— START RECORDS PROVIDED —

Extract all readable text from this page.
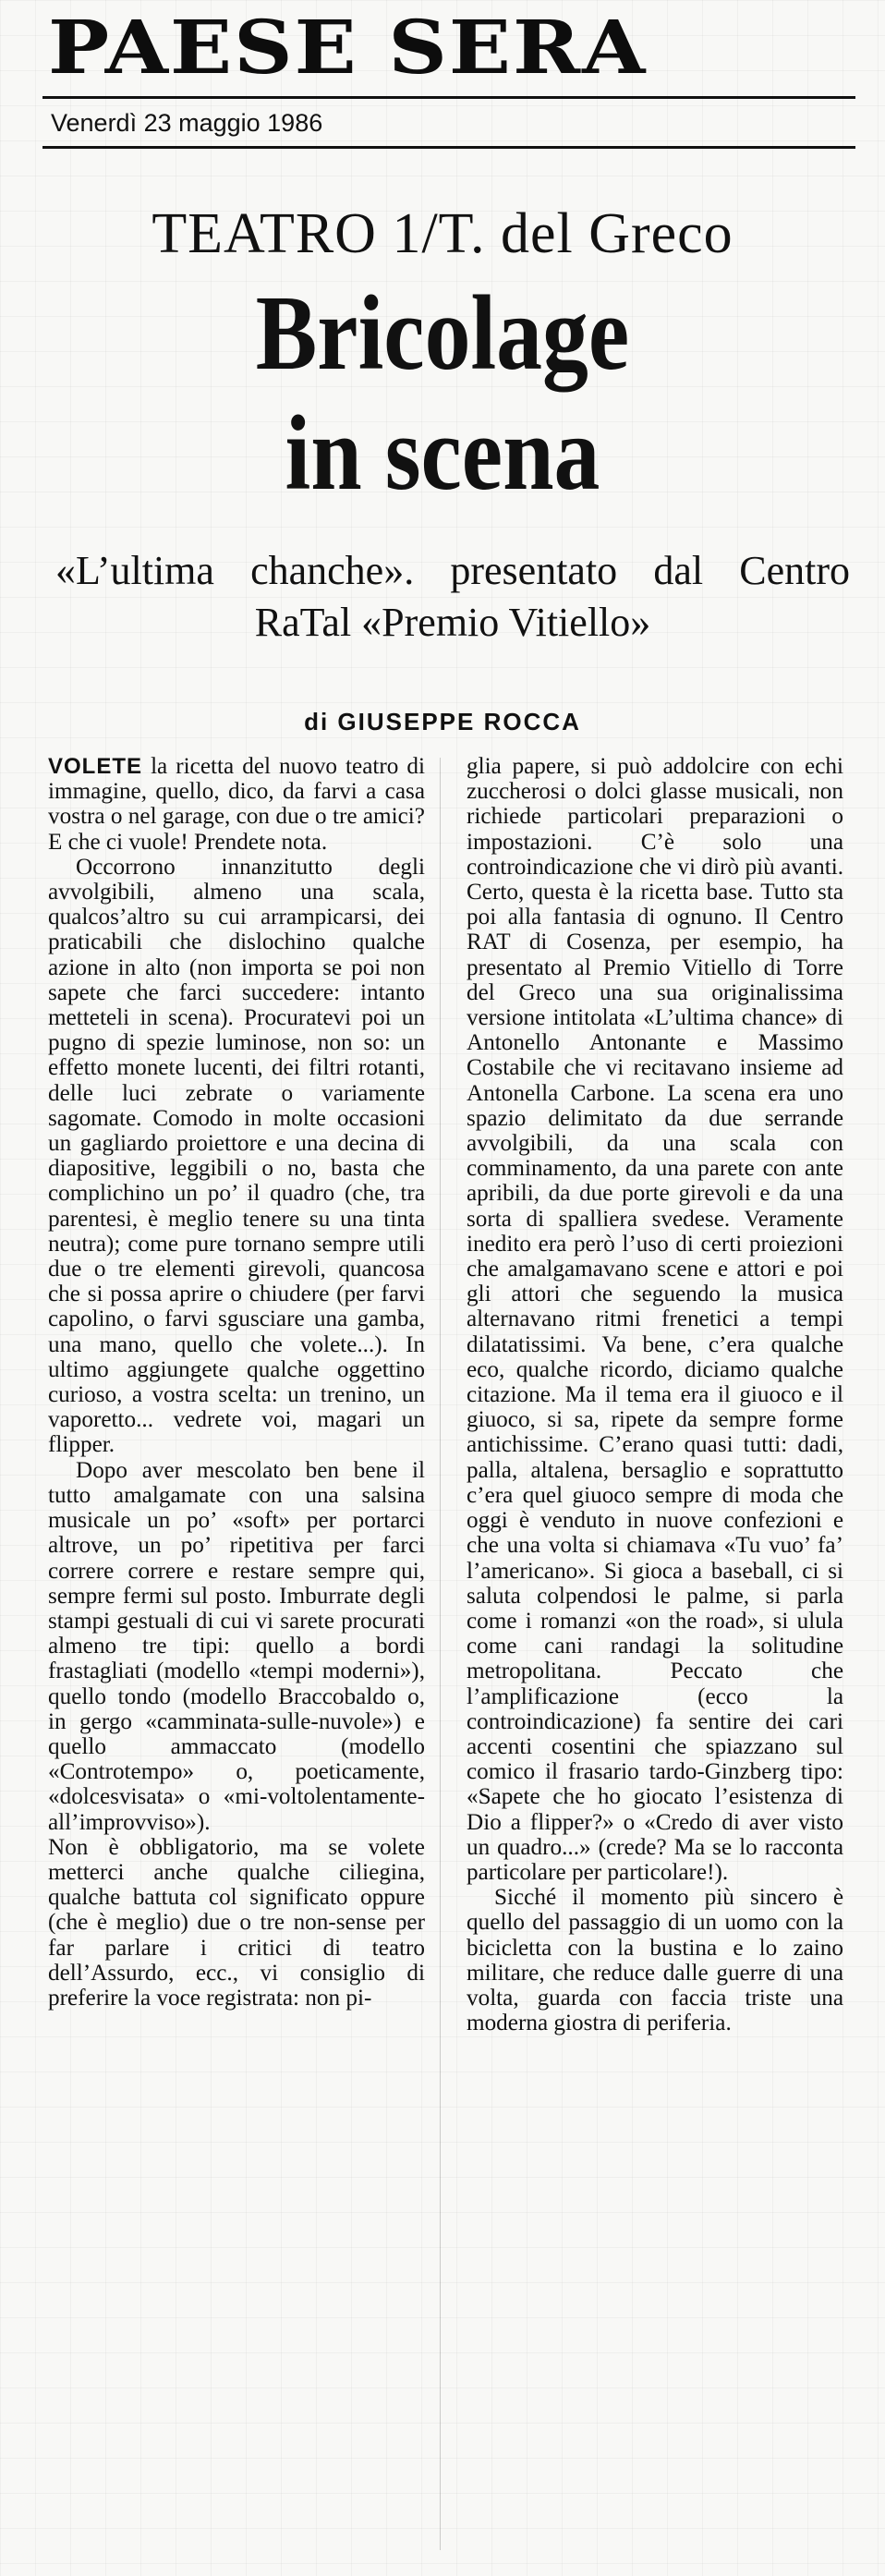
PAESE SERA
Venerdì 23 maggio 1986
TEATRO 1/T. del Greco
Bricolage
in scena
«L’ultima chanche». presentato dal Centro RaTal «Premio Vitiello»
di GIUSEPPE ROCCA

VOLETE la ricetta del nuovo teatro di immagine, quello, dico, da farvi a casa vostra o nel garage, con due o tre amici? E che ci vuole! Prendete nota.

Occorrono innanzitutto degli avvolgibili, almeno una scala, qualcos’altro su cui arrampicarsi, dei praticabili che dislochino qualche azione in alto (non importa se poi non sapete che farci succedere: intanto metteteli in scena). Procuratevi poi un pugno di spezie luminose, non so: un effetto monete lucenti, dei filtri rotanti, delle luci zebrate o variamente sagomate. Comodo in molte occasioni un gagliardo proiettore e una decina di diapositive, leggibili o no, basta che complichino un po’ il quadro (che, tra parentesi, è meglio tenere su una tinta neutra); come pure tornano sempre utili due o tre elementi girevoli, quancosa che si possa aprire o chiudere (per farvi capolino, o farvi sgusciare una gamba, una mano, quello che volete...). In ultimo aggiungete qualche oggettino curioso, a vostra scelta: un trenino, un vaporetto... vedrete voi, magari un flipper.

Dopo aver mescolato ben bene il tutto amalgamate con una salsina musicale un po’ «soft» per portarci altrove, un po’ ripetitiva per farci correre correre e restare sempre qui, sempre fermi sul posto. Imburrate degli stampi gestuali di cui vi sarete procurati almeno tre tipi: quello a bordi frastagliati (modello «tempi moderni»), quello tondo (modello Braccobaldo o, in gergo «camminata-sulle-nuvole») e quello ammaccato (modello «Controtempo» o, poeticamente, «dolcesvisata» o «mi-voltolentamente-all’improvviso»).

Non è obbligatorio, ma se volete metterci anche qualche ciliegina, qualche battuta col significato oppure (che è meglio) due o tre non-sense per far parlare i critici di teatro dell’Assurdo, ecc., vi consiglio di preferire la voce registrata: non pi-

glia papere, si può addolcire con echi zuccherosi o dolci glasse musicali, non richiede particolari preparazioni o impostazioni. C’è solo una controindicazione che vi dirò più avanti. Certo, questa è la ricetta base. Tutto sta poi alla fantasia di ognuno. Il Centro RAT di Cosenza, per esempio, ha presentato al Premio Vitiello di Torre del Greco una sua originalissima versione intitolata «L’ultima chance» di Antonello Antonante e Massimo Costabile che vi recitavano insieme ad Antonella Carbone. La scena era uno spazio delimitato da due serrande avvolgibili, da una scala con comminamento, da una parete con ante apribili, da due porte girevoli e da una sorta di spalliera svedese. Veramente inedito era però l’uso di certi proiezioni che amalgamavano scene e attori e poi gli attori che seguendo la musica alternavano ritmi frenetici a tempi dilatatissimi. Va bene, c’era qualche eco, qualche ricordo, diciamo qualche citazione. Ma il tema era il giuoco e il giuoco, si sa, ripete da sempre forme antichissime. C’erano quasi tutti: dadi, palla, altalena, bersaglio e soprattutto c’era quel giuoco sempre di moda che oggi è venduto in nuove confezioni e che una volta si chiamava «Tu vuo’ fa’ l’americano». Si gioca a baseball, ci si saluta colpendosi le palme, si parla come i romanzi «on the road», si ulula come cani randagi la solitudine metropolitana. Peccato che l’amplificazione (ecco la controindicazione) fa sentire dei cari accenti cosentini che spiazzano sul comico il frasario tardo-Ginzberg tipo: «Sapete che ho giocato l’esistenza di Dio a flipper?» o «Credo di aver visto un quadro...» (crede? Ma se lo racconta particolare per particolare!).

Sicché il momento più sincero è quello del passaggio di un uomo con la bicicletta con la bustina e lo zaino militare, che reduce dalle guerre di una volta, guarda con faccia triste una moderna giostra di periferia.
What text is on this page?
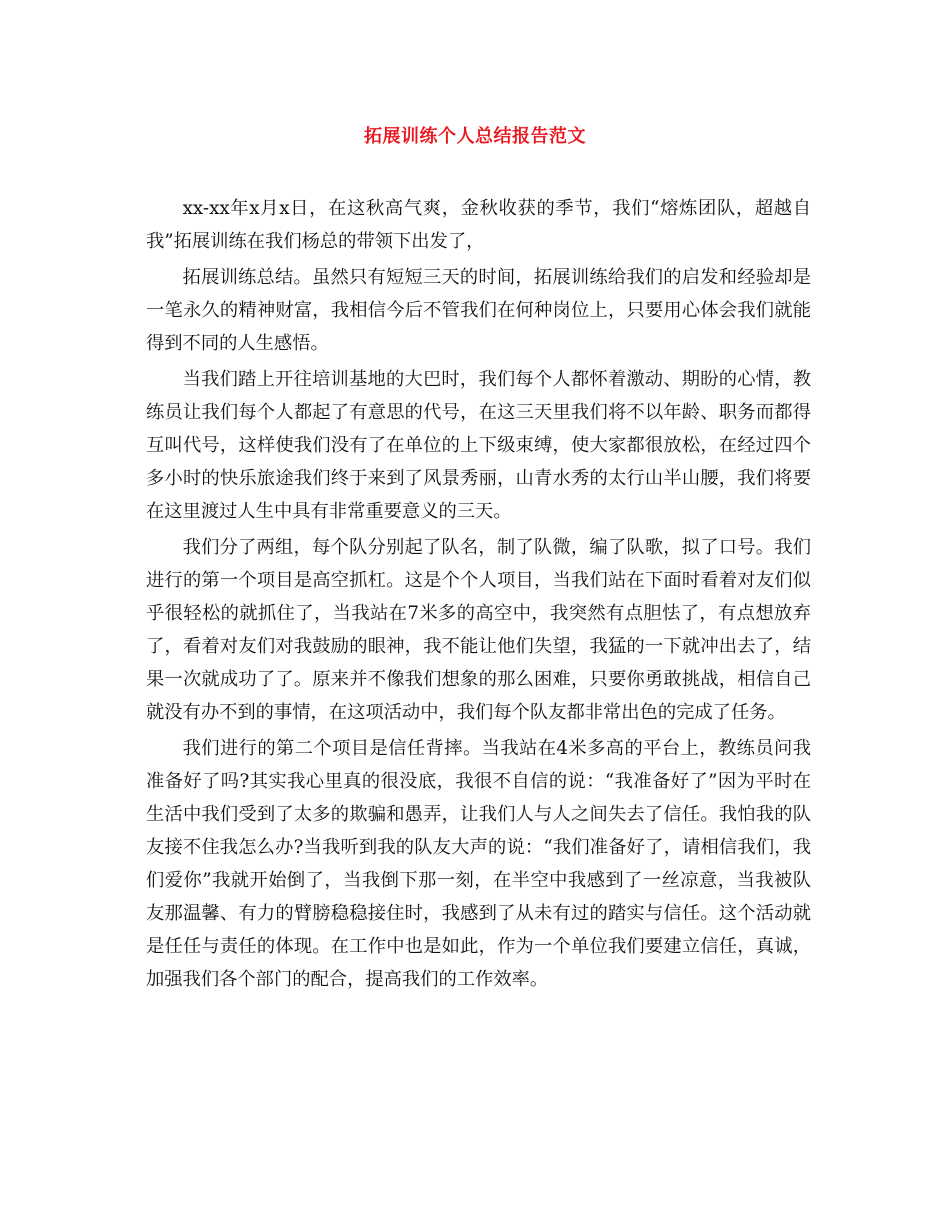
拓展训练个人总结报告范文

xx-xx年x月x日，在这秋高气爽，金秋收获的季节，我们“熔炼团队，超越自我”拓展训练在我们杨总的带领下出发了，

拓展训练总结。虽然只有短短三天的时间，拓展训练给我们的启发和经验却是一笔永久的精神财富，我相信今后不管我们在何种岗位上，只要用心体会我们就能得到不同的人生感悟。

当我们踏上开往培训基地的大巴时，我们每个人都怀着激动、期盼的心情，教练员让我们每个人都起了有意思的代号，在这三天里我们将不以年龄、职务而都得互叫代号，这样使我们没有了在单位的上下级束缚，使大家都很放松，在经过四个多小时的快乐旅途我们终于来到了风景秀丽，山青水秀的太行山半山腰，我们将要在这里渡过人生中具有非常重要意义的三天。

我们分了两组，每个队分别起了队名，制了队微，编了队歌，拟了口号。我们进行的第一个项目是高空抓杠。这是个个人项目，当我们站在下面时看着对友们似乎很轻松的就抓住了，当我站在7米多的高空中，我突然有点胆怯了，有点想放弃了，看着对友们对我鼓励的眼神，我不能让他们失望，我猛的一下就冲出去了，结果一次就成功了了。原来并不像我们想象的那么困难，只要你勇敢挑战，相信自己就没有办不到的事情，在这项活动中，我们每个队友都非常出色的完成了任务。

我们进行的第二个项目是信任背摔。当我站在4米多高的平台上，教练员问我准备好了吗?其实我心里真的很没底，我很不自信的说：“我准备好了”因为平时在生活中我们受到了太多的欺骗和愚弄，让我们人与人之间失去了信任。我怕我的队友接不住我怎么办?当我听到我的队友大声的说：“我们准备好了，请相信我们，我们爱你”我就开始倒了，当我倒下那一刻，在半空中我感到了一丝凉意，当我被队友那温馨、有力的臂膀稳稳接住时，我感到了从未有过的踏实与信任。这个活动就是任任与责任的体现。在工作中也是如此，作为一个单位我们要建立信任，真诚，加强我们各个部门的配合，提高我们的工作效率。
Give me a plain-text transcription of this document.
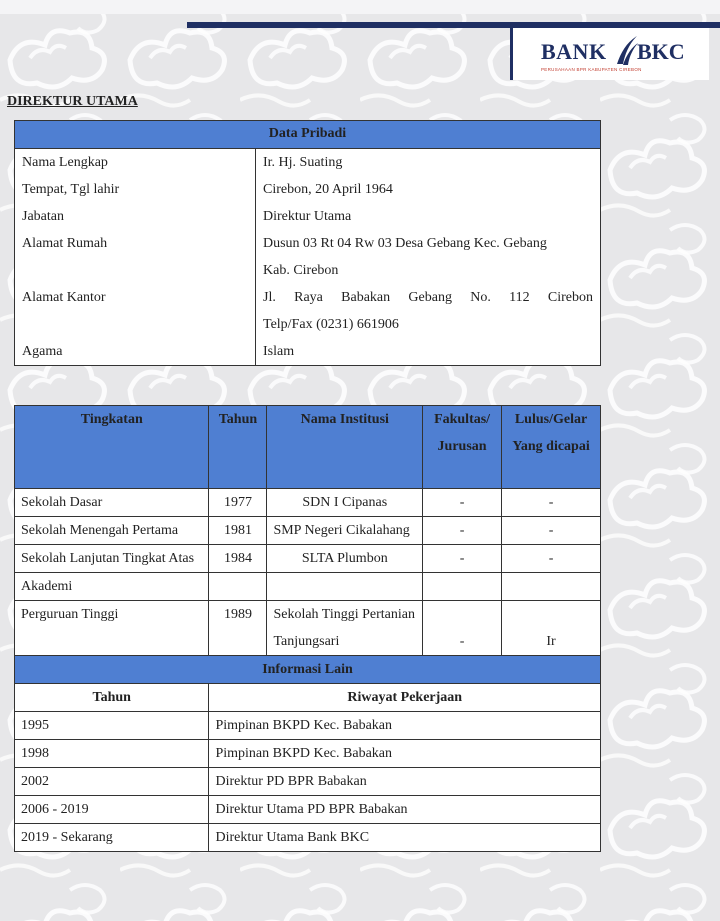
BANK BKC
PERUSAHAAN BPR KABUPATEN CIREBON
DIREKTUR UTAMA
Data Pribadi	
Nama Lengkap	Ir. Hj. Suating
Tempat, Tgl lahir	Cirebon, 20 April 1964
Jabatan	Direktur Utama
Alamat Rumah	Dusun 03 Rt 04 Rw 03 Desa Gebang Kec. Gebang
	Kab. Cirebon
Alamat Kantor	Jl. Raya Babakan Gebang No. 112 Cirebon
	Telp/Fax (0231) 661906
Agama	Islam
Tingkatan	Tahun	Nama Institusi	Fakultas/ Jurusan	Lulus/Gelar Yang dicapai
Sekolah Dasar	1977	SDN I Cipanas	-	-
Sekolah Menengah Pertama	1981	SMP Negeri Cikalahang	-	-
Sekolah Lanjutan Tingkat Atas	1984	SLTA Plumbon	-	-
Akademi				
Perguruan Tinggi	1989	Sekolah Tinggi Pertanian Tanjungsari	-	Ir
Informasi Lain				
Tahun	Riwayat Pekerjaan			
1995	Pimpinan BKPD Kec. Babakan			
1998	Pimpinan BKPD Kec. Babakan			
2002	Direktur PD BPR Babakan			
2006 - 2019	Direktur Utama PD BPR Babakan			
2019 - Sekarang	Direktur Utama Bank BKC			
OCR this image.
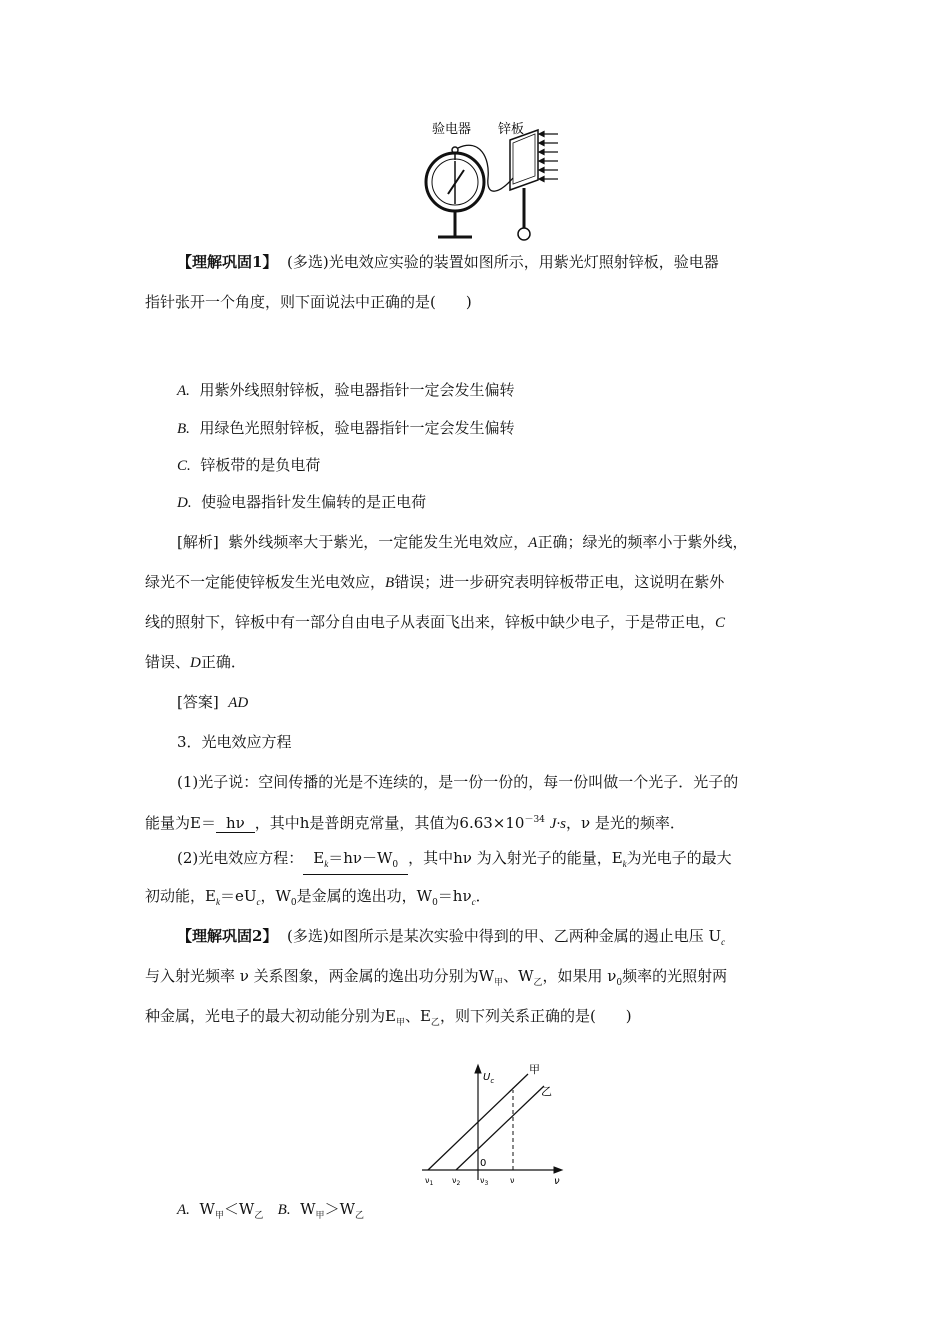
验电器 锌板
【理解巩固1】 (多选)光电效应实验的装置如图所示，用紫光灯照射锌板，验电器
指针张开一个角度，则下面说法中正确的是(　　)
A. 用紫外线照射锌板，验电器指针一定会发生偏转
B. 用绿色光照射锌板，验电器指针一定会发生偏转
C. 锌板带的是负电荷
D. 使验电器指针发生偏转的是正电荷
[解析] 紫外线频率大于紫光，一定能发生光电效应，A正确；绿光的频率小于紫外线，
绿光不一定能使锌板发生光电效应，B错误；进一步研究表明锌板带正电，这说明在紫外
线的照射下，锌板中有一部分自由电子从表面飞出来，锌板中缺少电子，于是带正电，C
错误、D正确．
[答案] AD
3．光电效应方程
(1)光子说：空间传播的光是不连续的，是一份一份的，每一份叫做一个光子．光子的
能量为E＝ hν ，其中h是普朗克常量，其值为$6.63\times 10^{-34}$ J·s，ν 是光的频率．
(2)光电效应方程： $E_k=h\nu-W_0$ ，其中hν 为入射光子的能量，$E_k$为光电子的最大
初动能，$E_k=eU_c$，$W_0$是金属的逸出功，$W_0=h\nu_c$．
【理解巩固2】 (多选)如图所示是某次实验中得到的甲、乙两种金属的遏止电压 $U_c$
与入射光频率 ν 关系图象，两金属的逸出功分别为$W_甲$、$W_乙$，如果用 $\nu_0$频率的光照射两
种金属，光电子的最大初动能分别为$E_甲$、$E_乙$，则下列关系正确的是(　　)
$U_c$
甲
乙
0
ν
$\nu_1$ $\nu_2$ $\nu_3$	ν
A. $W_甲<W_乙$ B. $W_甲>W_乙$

— END RECORDS PROVIDED —

WHAT NEEDS TO BE DONE: Find the lines with the string "BKPD" and reproduce them.

RESULT FOR THIS EXERCISE:
1995	Pimpinan BKPD Kec. Babakan			
1998	Pimpinan BKPD Kec. Babakan			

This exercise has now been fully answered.